Aim of the task >>
Print the listing below in its entirety, character for character.

Figure dataset records
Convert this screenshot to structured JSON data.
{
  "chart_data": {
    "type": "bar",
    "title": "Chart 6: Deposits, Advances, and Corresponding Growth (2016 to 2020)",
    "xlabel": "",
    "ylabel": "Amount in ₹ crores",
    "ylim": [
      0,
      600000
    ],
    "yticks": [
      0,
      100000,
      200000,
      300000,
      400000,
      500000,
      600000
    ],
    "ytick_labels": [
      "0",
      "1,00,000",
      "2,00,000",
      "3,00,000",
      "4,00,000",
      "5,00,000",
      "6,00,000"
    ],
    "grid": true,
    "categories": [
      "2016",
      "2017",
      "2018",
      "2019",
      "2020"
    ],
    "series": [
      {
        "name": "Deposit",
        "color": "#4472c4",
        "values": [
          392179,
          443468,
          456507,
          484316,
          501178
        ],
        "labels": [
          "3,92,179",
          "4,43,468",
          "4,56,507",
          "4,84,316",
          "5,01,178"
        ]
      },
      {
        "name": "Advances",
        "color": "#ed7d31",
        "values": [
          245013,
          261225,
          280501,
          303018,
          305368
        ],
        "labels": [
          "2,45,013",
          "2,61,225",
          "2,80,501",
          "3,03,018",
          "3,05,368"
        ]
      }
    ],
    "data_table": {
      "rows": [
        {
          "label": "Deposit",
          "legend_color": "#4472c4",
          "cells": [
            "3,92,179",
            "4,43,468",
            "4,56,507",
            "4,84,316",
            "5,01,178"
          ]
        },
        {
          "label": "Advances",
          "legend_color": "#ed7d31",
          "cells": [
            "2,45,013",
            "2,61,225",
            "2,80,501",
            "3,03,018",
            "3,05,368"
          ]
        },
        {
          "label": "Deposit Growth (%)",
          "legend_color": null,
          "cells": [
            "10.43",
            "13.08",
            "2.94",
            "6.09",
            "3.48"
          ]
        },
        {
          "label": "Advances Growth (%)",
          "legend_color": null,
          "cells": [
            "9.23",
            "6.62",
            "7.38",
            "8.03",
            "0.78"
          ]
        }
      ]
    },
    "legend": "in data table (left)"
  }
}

Finished answer >>
Convert this screenshot to structured JSON data.
{
  "chart_data": {
    "type": "bar",
    "title": "Chart 6: Deposits, Advances, and Corresponding Growth (2016 to 2020)",
    "xlabel": "",
    "ylabel": "Amount in ₹ crores",
    "ylim": [
      0,
      600000
    ],
    "yticks": [
      0,
      100000,
      200000,
      300000,
      400000,
      500000,
      600000
    ],
    "ytick_labels": [
      "0",
      "1,00,000",
      "2,00,000",
      "3,00,000",
      "4,00,000",
      "5,00,000",
      "6,00,000"
    ],
    "grid": true,
    "categories": [
      "2016",
      "2017",
      "2018",
      "2019",
      "2020"
    ],
    "series": [
      {
        "name": "Deposit",
        "color": "#4472c4",
        "values": [
          392179,
          443468,
          456507,
          484316,
          501178
        ],
        "labels": [
          "3,92,179",
          "4,43,468",
          "4,56,507",
          "4,84,316",
          "5,01,178"
        ]
      },
      {
        "name": "Advances",
        "color": "#ed7d31",
        "values": [
          245013,
          261225,
          280501,
          303018,
          305368
        ],
        "labels": [
          "2,45,013",
          "2,61,225",
          "2,80,501",
          "3,03,018",
          "3,05,368"
        ]
      }
    ],
    "data_table": {
      "rows": [
        {
          "label": "Deposit",
          "legend_color": "#4472c4",
          "cells": [
            "3,92,179",
            "4,43,468",
            "4,56,507",
            "4,84,316",
            "5,01,178"
          ]
        },
        {
          "label": "Advances",
          "legend_color": "#ed7d31",
          "cells": [
            "2,45,013",
            "2,61,225",
            "2,80,501",
            "3,03,018",
            "3,05,368"
          ]
        },
        {
          "label": "Deposit Growth (%)",
          "legend_color": null,
          "cells": [
            "10.43",
            "13.08",
            "2.94",
            "6.09",
            "3.48"
          ]
        },
        {
          "label": "Advances Growth (%)",
          "legend_color": null,
          "cells": [
            "9.23",
            "6.62",
            "7.38",
            "8.03",
            "0.78"
          ]
        }
      ]
    },
    "legend": "in data table (left)"
  }
}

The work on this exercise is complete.